What you have to do: Repeat the whole listing exactly.

Supplied records:
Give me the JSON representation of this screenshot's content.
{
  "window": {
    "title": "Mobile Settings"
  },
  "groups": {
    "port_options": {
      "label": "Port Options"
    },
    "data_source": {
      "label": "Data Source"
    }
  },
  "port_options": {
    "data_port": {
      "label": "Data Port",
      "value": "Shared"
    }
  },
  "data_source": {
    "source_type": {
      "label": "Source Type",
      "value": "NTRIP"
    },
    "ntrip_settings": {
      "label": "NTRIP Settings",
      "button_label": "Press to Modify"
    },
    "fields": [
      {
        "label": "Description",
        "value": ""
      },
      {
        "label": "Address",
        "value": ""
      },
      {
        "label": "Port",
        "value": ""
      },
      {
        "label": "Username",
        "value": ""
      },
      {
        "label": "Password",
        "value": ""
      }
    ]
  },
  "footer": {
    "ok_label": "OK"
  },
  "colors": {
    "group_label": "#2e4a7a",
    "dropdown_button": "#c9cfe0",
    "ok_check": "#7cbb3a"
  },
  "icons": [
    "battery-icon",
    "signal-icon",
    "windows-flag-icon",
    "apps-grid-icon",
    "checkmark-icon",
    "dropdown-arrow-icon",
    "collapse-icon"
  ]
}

Solution to this exercise:
Give me the JSON representation of this screenshot's content.
{
  "window": {
    "title": "Mobile Settings"
  },
  "groups": {
    "port_options": {
      "label": "Port Options"
    },
    "data_source": {
      "label": "Data Source"
    }
  },
  "port_options": {
    "data_port": {
      "label": "Data Port",
      "value": "Shared"
    }
  },
  "data_source": {
    "source_type": {
      "label": "Source Type",
      "value": "NTRIP"
    },
    "ntrip_settings": {
      "label": "NTRIP Settings",
      "button_label": "Press to Modify"
    },
    "fields": [
      {
        "label": "Description",
        "value": ""
      },
      {
        "label": "Address",
        "value": ""
      },
      {
        "label": "Port",
        "value": ""
      },
      {
        "label": "Username",
        "value": ""
      },
      {
        "label": "Password",
        "value": ""
      }
    ]
  },
  "footer": {
    "ok_label": "OK"
  },
  "colors": {
    "group_label": "#2e4a7a",
    "dropdown_button": "#c9cfe0",
    "ok_check": "#7cbb3a"
  },
  "icons": [
    "battery-icon",
    "signal-icon",
    "windows-flag-icon",
    "apps-grid-icon",
    "checkmark-icon",
    "dropdown-arrow-icon",
    "collapse-icon"
  ]
}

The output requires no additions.